WHAT IS ASKED: Can you reproduce the listing below line for line, unchanged, but leave out any pictures?

============

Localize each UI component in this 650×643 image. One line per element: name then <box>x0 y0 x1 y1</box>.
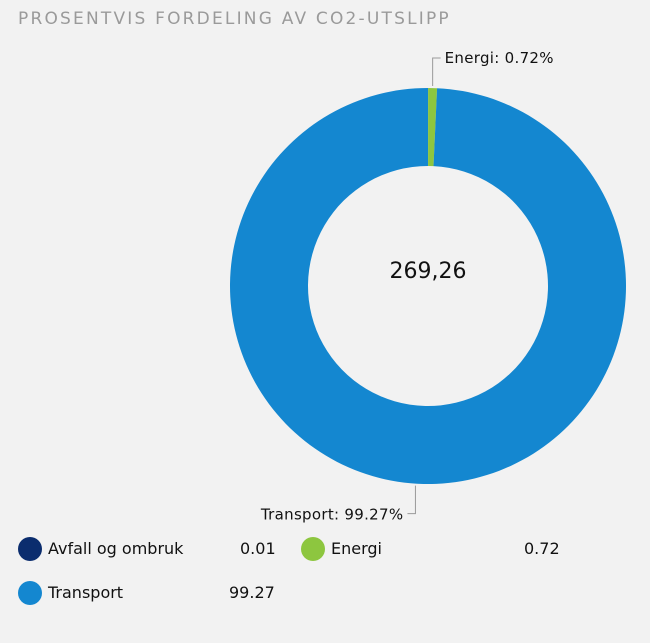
leader-line-transport <box>407 485 416 515</box>
legend-label-energi: Energi <box>331 539 382 558</box>
data-label-transport: Transport: 99.27% <box>260 506 404 524</box>
slice-transport[interactable] <box>230 88 627 484</box>
legend-swatch-energi <box>301 537 325 561</box>
legend-label-transport: Transport <box>48 583 124 602</box>
data-label-energi: Energi: 0.72% <box>445 49 554 67</box>
leader-line-energi <box>432 57 441 87</box>
legend-item-transport[interactable]: Transport 99.27 <box>18 581 288 607</box>
center-total-value: 269,26 <box>390 259 467 284</box>
legend-item-avfall-og-ombruk[interactable]: Avfall og ombruk 0.01 <box>18 537 288 563</box>
legend-item-energi[interactable]: Energi 0.72 <box>301 537 571 563</box>
chart-title: PROSENTVIS FORDELING AV CO2-UTSLIPP <box>18 9 451 29</box>
legend-swatch-transport <box>18 581 42 605</box>
legend-swatch-avfall-og-ombruk <box>18 537 42 561</box>
legend-value-transport: 99.27 <box>229 583 275 602</box>
legend-value-energi: 0.72 <box>524 539 560 558</box>
slice-energi[interactable] <box>428 88 438 167</box>
legend-label-avfall-og-ombruk: Avfall og ombruk <box>48 539 184 558</box>
legend-value-avfall-og-ombruk: 0.01 <box>240 539 276 558</box>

============

CORRECT ANSWER:
Localize each UI component in this 650×643 image. One line per element: name then <box>x0 y0 x1 y1</box>.
leader-line-transport <box>407 485 416 515</box>
legend-label-energi: Energi <box>331 539 382 558</box>
data-label-transport: Transport: 99.27% <box>260 506 404 524</box>
slice-transport[interactable] <box>230 88 627 484</box>
legend-swatch-energi <box>301 537 325 561</box>
legend-label-transport: Transport <box>48 583 124 602</box>
data-label-energi: Energi: 0.72% <box>445 49 554 67</box>
leader-line-energi <box>432 57 441 87</box>
legend-item-transport[interactable]: Transport 99.27 <box>18 581 288 607</box>
center-total-value: 269,26 <box>390 259 467 284</box>
legend-item-avfall-og-ombruk[interactable]: Avfall og ombruk 0.01 <box>18 537 288 563</box>
legend-item-energi[interactable]: Energi 0.72 <box>301 537 571 563</box>
chart-title: PROSENTVIS FORDELING AV CO2-UTSLIPP <box>18 9 451 29</box>
legend-swatch-transport <box>18 581 42 605</box>
legend-swatch-avfall-og-ombruk <box>18 537 42 561</box>
legend-value-transport: 99.27 <box>229 583 275 602</box>
legend-value-energi: 0.72 <box>524 539 560 558</box>
slice-energi[interactable] <box>428 88 438 167</box>
legend-label-avfall-og-ombruk: Avfall og ombruk <box>48 539 184 558</box>
legend-value-avfall-og-ombruk: 0.01 <box>240 539 276 558</box>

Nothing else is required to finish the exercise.